**Exercise brief**: Return the count of lines that hold the string "guides", with no other words.

Dataset entries
* begin *
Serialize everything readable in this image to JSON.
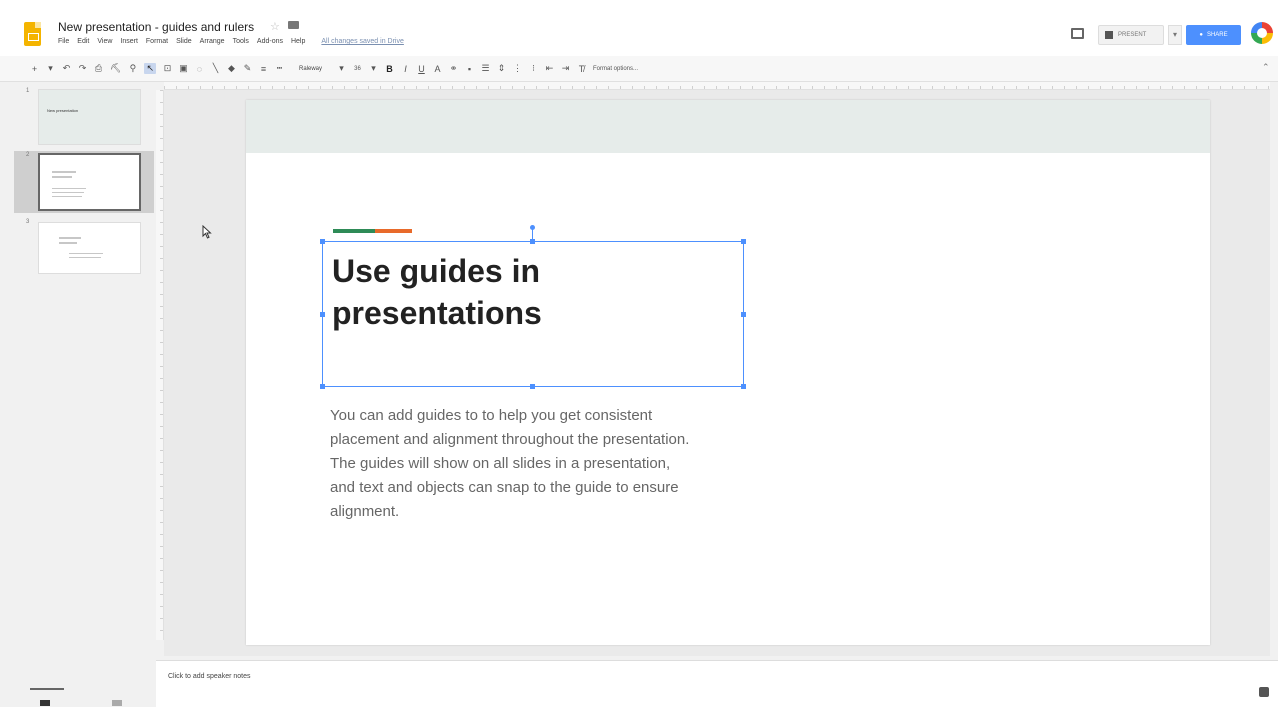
{
  "header": {
    "doc_title": "New presentation - guides and rulers",
    "menu": [
      "File",
      "Edit",
      "View",
      "Insert",
      "Format",
      "Slide",
      "Arrange",
      "Tools",
      "Add-ons",
      "Help"
    ],
    "saved_status": "All changes saved in Drive",
    "present_label": "PRESENT",
    "share_label": "SHARE"
  },
  "toolbar": {
    "font_name": "Raleway",
    "font_size": "36",
    "format_options": "Format options..."
  },
  "filmstrip": {
    "slides": [
      {
        "number": "1",
        "title": "New presentation"
      },
      {
        "number": "2",
        "title": "Use guides in presentations"
      },
      {
        "number": "3",
        "title": ""
      }
    ]
  },
  "slide": {
    "title": "Use guides in presentations",
    "body": "You can add guides to to help you get consistent placement and alignment throughout the presentation. The guides will show on all slides in a presentation, and text and objects can snap to the guide to ensure alignment.",
    "accent_colors": [
      "#2e8b57",
      "#e86a2a"
    ],
    "band_color": "#e6ecea"
  },
  "notes": {
    "placeholder": "Click to add speaker notes"
  },
  "colors": {
    "selection": "#4d90fe",
    "share": "#4d90fe",
    "logo": "#f4b400"
  }
}
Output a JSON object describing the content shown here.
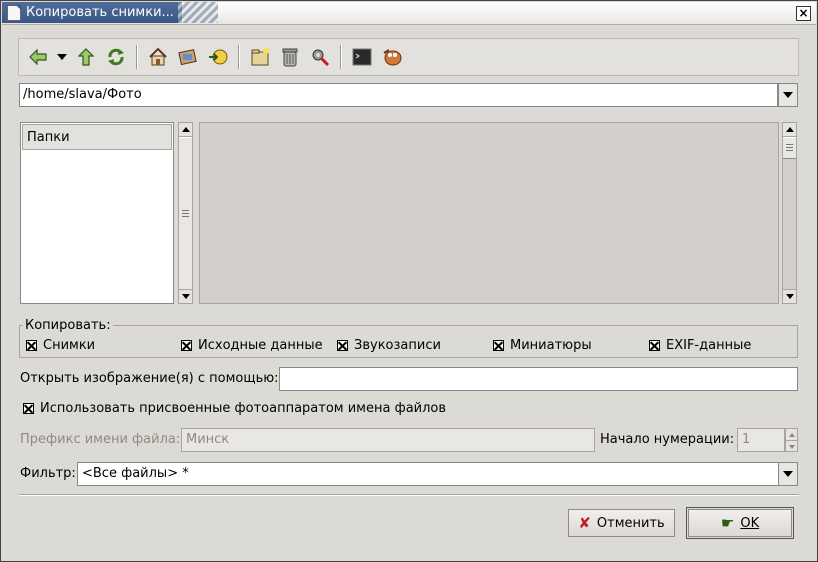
{
  "window": {
    "title": "Копировать снимки..."
  },
  "toolbar": {
    "icons": [
      "back-arrow-icon",
      "dropdown-icon",
      "up-arrow-icon",
      "refresh-icon",
      "home-icon",
      "album-icon",
      "goto-icon",
      "new-folder-icon",
      "trash-icon",
      "properties-icon",
      "terminal-icon",
      "gimp-icon"
    ]
  },
  "path": {
    "value": "/home/slava/Фото"
  },
  "folders": {
    "header": "Папки"
  },
  "copy_group": {
    "legend": "Копировать:",
    "options": [
      {
        "label": "Снимки",
        "checked": true
      },
      {
        "label": "Исходные данные",
        "checked": true
      },
      {
        "label": "Звукозаписи",
        "checked": true
      },
      {
        "label": "Миниатюры",
        "checked": true
      },
      {
        "label": "EXIF-данные",
        "checked": true
      }
    ]
  },
  "open_with": {
    "label": "Открыть изображение(я) с помощью:",
    "value": ""
  },
  "use_camera_names": {
    "label": "Использовать присвоенные фотоаппаратом имена файлов",
    "checked": true
  },
  "prefix": {
    "label": "Префикс имени файла:",
    "value": "Минск"
  },
  "numbering": {
    "label": "Начало нумерации:",
    "value": "1"
  },
  "filter": {
    "label": "Фильтр:",
    "value": "<Все файлы> *"
  },
  "buttons": {
    "cancel": "Отменить",
    "ok": "OK"
  }
}
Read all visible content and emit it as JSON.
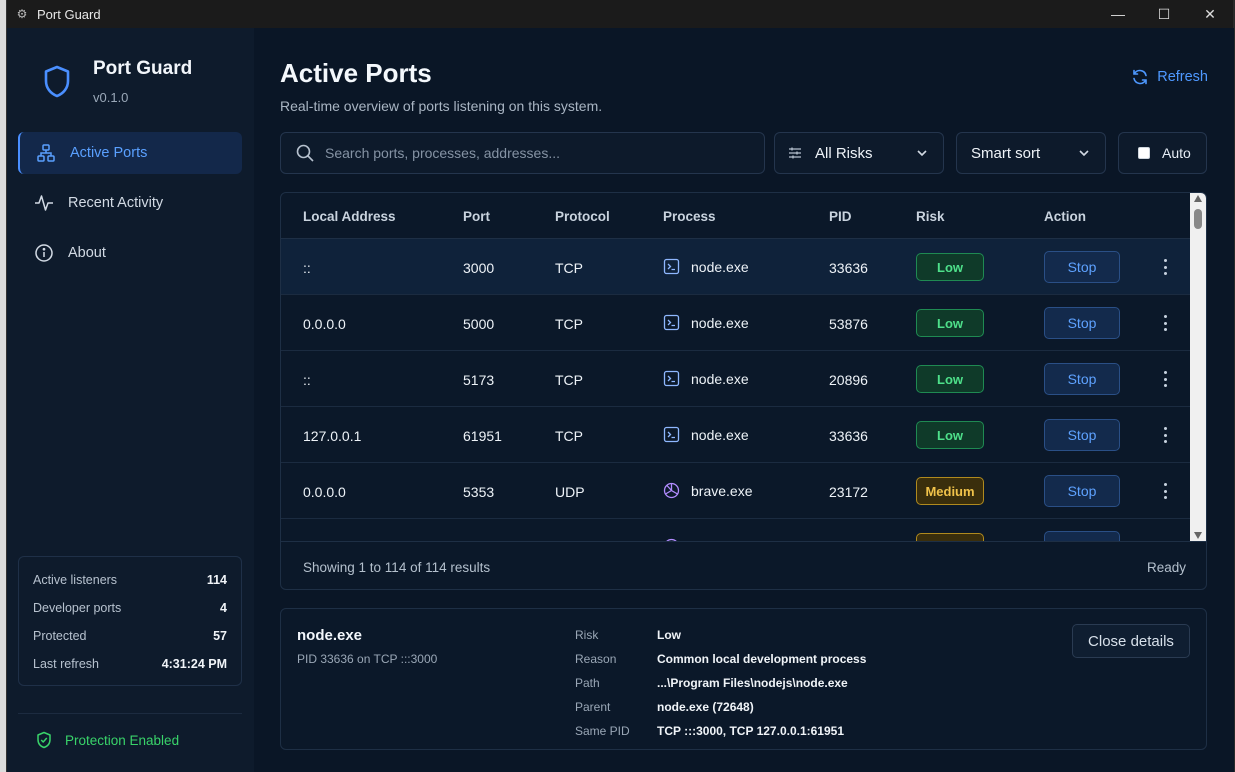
{
  "window": {
    "title": "Port Guard",
    "controls": [
      "—",
      "☐",
      "✕"
    ]
  },
  "brand": {
    "name": "Port Guard",
    "version": "v0.1.0"
  },
  "nav": [
    {
      "label": "Active Ports",
      "icon": "network-icon",
      "active": true
    },
    {
      "label": "Recent Activity",
      "icon": "activity-icon",
      "active": false
    },
    {
      "label": "About",
      "icon": "info-icon",
      "active": false
    }
  ],
  "stats": [
    {
      "label": "Active listeners",
      "value": "114"
    },
    {
      "label": "Developer ports",
      "value": "4"
    },
    {
      "label": "Protected",
      "value": "57"
    },
    {
      "label": "Last refresh",
      "value": "4:31:24 PM"
    }
  ],
  "protection": "Protection Enabled",
  "header": {
    "title": "Active Ports",
    "subtitle": "Real-time overview of ports listening on this system.",
    "refresh": "Refresh"
  },
  "toolbar": {
    "search_placeholder": "Search ports, processes, addresses...",
    "risk_filter": "All Risks",
    "sort": "Smart sort",
    "auto_label": "Auto"
  },
  "table": {
    "columns": [
      "Local Address",
      "Port",
      "Protocol",
      "Process",
      "PID",
      "Risk",
      "Action"
    ],
    "rows": [
      {
        "address": "::",
        "port": "3000",
        "protocol": "TCP",
        "process": "node.exe",
        "process_icon": "terminal-icon",
        "pid": "33636",
        "risk": "Low",
        "action": "Stop"
      },
      {
        "address": "0.0.0.0",
        "port": "5000",
        "protocol": "TCP",
        "process": "node.exe",
        "process_icon": "terminal-icon",
        "pid": "53876",
        "risk": "Low",
        "action": "Stop"
      },
      {
        "address": "::",
        "port": "5173",
        "protocol": "TCP",
        "process": "node.exe",
        "process_icon": "terminal-icon",
        "pid": "20896",
        "risk": "Low",
        "action": "Stop"
      },
      {
        "address": "127.0.0.1",
        "port": "61951",
        "protocol": "TCP",
        "process": "node.exe",
        "process_icon": "terminal-icon",
        "pid": "33636",
        "risk": "Low",
        "action": "Stop"
      },
      {
        "address": "0.0.0.0",
        "port": "5353",
        "protocol": "UDP",
        "process": "brave.exe",
        "process_icon": "browser-icon",
        "pid": "23172",
        "risk": "Medium",
        "action": "Stop"
      }
    ],
    "footer_showing": "Showing 1 to 114 of 114 results",
    "footer_status": "Ready"
  },
  "details": {
    "name": "node.exe",
    "subtitle": "PID 33636 on TCP :::3000",
    "fields": [
      {
        "key": "Risk",
        "value": "Low"
      },
      {
        "key": "Reason",
        "value": "Common local development process"
      },
      {
        "key": "Path",
        "value": "...\\Program Files\\nodejs\\node.exe"
      },
      {
        "key": "Parent",
        "value": "node.exe (72648)"
      },
      {
        "key": "Same PID",
        "value": "TCP :::3000, TCP 127.0.0.1:61951"
      }
    ],
    "close_label": "Close details"
  },
  "colors": {
    "accent": "#4e98ff",
    "low": "#4ee08a",
    "medium": "#f0c24a",
    "protection": "#39d36a"
  }
}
* end *
**Task output**: 4